[Start DATA IN THIS EXERCISE]
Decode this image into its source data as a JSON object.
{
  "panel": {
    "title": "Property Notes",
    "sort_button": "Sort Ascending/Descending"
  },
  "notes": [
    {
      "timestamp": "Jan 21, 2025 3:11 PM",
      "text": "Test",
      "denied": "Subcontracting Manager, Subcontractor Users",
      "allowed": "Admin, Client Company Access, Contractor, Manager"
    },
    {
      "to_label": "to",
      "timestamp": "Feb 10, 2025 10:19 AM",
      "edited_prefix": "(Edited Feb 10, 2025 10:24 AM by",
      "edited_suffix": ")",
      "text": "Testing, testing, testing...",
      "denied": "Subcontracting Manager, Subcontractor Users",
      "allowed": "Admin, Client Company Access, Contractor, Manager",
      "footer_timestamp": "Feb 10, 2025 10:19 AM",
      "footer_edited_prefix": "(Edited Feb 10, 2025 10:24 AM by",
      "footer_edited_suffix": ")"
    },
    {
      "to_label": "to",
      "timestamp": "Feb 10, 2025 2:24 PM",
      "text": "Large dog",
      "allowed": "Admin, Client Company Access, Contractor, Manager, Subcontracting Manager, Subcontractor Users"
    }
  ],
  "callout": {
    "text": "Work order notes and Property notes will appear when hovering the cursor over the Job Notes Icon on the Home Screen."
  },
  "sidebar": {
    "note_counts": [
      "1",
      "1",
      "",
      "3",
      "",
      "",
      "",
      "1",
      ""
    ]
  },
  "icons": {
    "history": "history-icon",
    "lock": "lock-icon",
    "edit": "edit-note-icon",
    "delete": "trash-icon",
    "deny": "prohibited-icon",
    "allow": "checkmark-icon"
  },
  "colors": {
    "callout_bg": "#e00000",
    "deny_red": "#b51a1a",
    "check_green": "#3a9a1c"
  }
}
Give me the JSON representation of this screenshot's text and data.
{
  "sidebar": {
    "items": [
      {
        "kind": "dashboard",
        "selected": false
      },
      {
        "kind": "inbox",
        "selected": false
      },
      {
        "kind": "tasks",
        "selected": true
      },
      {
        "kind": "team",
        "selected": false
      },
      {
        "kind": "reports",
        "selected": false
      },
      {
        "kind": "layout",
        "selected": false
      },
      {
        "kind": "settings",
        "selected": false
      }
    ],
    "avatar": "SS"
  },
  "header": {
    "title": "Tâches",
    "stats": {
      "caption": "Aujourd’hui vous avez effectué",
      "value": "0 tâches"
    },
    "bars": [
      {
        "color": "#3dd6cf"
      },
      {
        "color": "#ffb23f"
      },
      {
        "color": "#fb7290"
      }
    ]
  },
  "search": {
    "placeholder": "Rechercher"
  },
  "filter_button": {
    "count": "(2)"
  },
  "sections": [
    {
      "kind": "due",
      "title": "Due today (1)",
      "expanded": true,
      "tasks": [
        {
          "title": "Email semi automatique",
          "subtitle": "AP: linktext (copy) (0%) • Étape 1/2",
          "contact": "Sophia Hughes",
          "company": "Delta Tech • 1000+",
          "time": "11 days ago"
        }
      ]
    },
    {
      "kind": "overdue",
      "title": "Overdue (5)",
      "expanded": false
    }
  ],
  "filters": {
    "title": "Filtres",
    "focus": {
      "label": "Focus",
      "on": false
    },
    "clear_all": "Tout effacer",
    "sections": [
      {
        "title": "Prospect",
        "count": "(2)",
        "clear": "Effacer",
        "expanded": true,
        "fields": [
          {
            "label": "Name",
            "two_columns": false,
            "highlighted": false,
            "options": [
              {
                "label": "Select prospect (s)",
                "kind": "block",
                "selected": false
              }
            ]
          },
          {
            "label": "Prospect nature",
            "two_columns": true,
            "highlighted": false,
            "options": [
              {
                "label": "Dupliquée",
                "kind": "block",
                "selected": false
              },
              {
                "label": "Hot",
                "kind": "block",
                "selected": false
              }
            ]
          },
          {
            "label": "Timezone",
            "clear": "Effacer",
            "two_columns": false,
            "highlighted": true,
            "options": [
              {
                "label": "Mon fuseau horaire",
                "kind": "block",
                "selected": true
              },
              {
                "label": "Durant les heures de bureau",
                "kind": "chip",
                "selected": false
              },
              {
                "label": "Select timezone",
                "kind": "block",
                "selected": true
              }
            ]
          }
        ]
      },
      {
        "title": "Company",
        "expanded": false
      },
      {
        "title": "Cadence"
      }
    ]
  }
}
[End DATA IN THIS EXERCISE]
◆ REQUIREMENT ◆
Take the entries above and transcribe them exactly.

◆ TASK OUTPUT ◆
Decode this image into its source data as a JSON object.
{
  "panel": {
    "title": "Property Notes",
    "sort_button": "Sort Ascending/Descending"
  },
  "notes": [
    {
      "timestamp": "Jan 21, 2025 3:11 PM",
      "text": "Test",
      "denied": "Subcontracting Manager, Subcontractor Users",
      "allowed": "Admin, Client Company Access, Contractor, Manager"
    },
    {
      "to_label": "to",
      "timestamp": "Feb 10, 2025 10:19 AM",
      "edited_prefix": "(Edited Feb 10, 2025 10:24 AM by",
      "edited_suffix": ")",
      "text": "Testing, testing, testing...",
      "denied": "Subcontracting Manager, Subcontractor Users",
      "allowed": "Admin, Client Company Access, Contractor, Manager",
      "footer_timestamp": "Feb 10, 2025 10:19 AM",
      "footer_edited_prefix": "(Edited Feb 10, 2025 10:24 AM by",
      "footer_edited_suffix": ")"
    },
    {
      "to_label": "to",
      "timestamp": "Feb 10, 2025 2:24 PM",
      "text": "Large dog",
      "allowed": "Admin, Client Company Access, Contractor, Manager, Subcontracting Manager, Subcontractor Users"
    }
  ],
  "callout": {
    "text": "Work order notes and Property notes will appear when hovering the cursor over the Job Notes Icon on the Home Screen."
  },
  "sidebar": {
    "note_counts": [
      "1",
      "1",
      "",
      "3",
      "",
      "",
      "",
      "1",
      ""
    ]
  },
  "icons": {
    "history": "history-icon",
    "lock": "lock-icon",
    "edit": "edit-note-icon",
    "delete": "trash-icon",
    "deny": "prohibited-icon",
    "allow": "checkmark-icon"
  },
  "colors": {
    "callout_bg": "#e00000",
    "deny_red": "#b51a1a",
    "check_green": "#3a9a1c"
  }
}
Give me the JSON representation of this screenshot's text and data.
{
  "sidebar": {
    "items": [
      {
        "kind": "dashboard",
        "selected": false
      },
      {
        "kind": "inbox",
        "selected": false
      },
      {
        "kind": "tasks",
        "selected": true
      },
      {
        "kind": "team",
        "selected": false
      },
      {
        "kind": "reports",
        "selected": false
      },
      {
        "kind": "layout",
        "selected": false
      },
      {
        "kind": "settings",
        "selected": false
      }
    ],
    "avatar": "SS"
  },
  "header": {
    "title": "Tâches",
    "stats": {
      "caption": "Aujourd’hui vous avez effectué",
      "value": "0 tâches"
    },
    "bars": [
      {
        "color": "#3dd6cf"
      },
      {
        "color": "#ffb23f"
      },
      {
        "color": "#fb7290"
      }
    ]
  },
  "search": {
    "placeholder": "Rechercher"
  },
  "filter_button": {
    "count": "(2)"
  },
  "sections": [
    {
      "kind": "due",
      "title": "Due today (1)",
      "expanded": true,
      "tasks": [
        {
          "title": "Email semi automatique",
          "subtitle": "AP: linktext (copy) (0%) • Étape 1/2",
          "contact": "Sophia Hughes",
          "company": "Delta Tech • 1000+",
          "time": "11 days ago"
        }
      ]
    },
    {
      "kind": "overdue",
      "title": "Overdue (5)",
      "expanded": false
    }
  ],
  "filters": {
    "title": "Filtres",
    "focus": {
      "label": "Focus",
      "on": false
    },
    "clear_all": "Tout effacer",
    "sections": [
      {
        "title": "Prospect",
        "count": "(2)",
        "clear": "Effacer",
        "expanded": true,
        "fields": [
          {
            "label": "Name",
            "two_columns": false,
            "highlighted": false,
            "options": [
              {
                "label": "Select prospect (s)",
                "kind": "block",
                "selected": false
              }
            ]
          },
          {
            "label": "Prospect nature",
            "two_columns": true,
            "highlighted": false,
            "options": [
              {
                "label": "Dupliquée",
                "kind": "block",
                "selected": false
              },
              {
                "label": "Hot",
                "kind": "block",
                "selected": false
              }
            ]
          },
          {
            "label": "Timezone",
            "clear": "Effacer",
            "two_columns": false,
            "highlighted": true,
            "options": [
              {
                "label": "Mon fuseau horaire",
                "kind": "block",
                "selected": true
              },
              {
                "label": "Durant les heures de bureau",
                "kind": "chip",
                "selected": false
              },
              {
                "label": "Select timezone",
                "kind": "block",
                "selected": true
              }
            ]
          }
        ]
      },
      {
        "title": "Company",
        "expanded": false
      },
      {
        "title": "Cadence"
      }
    ]
  }
}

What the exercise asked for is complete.